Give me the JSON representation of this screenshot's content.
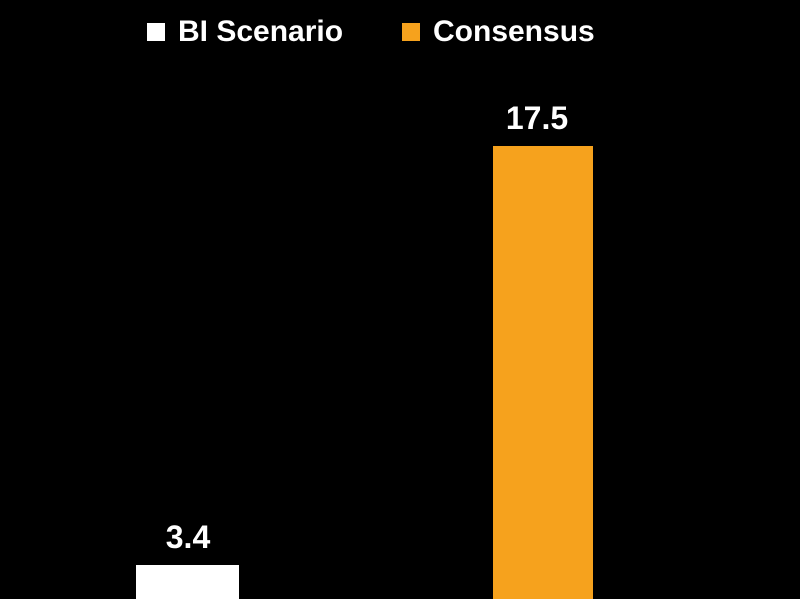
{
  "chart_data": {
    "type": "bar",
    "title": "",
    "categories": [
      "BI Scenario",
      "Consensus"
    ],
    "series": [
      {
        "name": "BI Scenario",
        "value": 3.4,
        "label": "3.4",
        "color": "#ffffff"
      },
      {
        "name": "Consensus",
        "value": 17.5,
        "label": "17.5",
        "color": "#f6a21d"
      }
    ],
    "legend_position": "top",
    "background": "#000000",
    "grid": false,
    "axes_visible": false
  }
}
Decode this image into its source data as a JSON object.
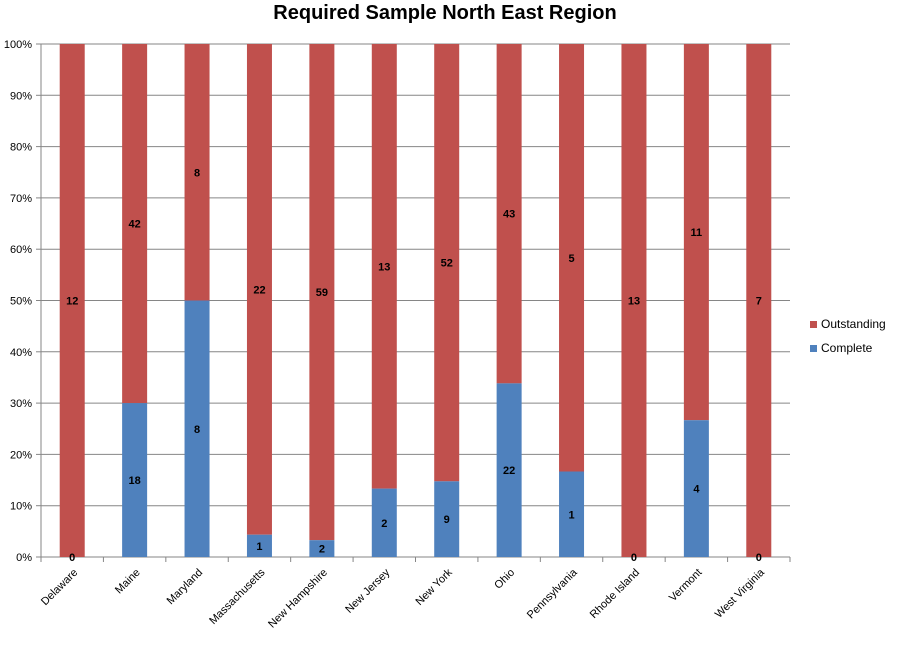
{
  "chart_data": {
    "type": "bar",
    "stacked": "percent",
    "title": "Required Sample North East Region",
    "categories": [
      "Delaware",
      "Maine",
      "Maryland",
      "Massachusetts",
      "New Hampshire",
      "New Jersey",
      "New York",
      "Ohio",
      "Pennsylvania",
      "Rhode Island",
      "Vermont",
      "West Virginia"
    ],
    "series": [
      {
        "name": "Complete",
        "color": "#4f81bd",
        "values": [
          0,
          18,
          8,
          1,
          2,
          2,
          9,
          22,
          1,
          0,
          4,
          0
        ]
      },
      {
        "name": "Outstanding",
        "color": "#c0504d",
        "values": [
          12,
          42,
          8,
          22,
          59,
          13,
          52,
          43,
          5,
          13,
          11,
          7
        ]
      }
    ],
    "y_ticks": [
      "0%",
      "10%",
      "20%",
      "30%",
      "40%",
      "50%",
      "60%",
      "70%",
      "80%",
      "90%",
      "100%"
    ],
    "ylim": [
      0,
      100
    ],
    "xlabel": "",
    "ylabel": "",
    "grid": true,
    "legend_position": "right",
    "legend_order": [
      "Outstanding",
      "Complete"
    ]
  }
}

● **What the exercise asks**
Copy the whole listing above word for word but do not carry over the pictures.

● **Exercise answer**
Give me the JSON representation of this screenshot's content.
{
  "chart_data": {
    "type": "bar",
    "title": "",
    "categories": [
      "BI Scenario",
      "Consensus"
    ],
    "series": [
      {
        "name": "BI Scenario",
        "value": 3.4,
        "label": "3.4",
        "color": "#ffffff"
      },
      {
        "name": "Consensus",
        "value": 17.5,
        "label": "17.5",
        "color": "#f6a21d"
      }
    ],
    "legend_position": "top",
    "background": "#000000",
    "grid": false,
    "axes_visible": false
  }
}
Decode this image into its source data as a JSON object.
{
  "chart_data": {
    "type": "bar",
    "stacked": "percent",
    "title": "Required Sample North East Region",
    "categories": [
      "Delaware",
      "Maine",
      "Maryland",
      "Massachusetts",
      "New Hampshire",
      "New Jersey",
      "New York",
      "Ohio",
      "Pennsylvania",
      "Rhode Island",
      "Vermont",
      "West Virginia"
    ],
    "series": [
      {
        "name": "Complete",
        "color": "#4f81bd",
        "values": [
          0,
          18,
          8,
          1,
          2,
          2,
          9,
          22,
          1,
          0,
          4,
          0
        ]
      },
      {
        "name": "Outstanding",
        "color": "#c0504d",
        "values": [
          12,
          42,
          8,
          22,
          59,
          13,
          52,
          43,
          5,
          13,
          11,
          7
        ]
      }
    ],
    "y_ticks": [
      "0%",
      "10%",
      "20%",
      "30%",
      "40%",
      "50%",
      "60%",
      "70%",
      "80%",
      "90%",
      "100%"
    ],
    "ylim": [
      0,
      100
    ],
    "xlabel": "",
    "ylabel": "",
    "grid": true,
    "legend_position": "right",
    "legend_order": [
      "Outstanding",
      "Complete"
    ]
  }
}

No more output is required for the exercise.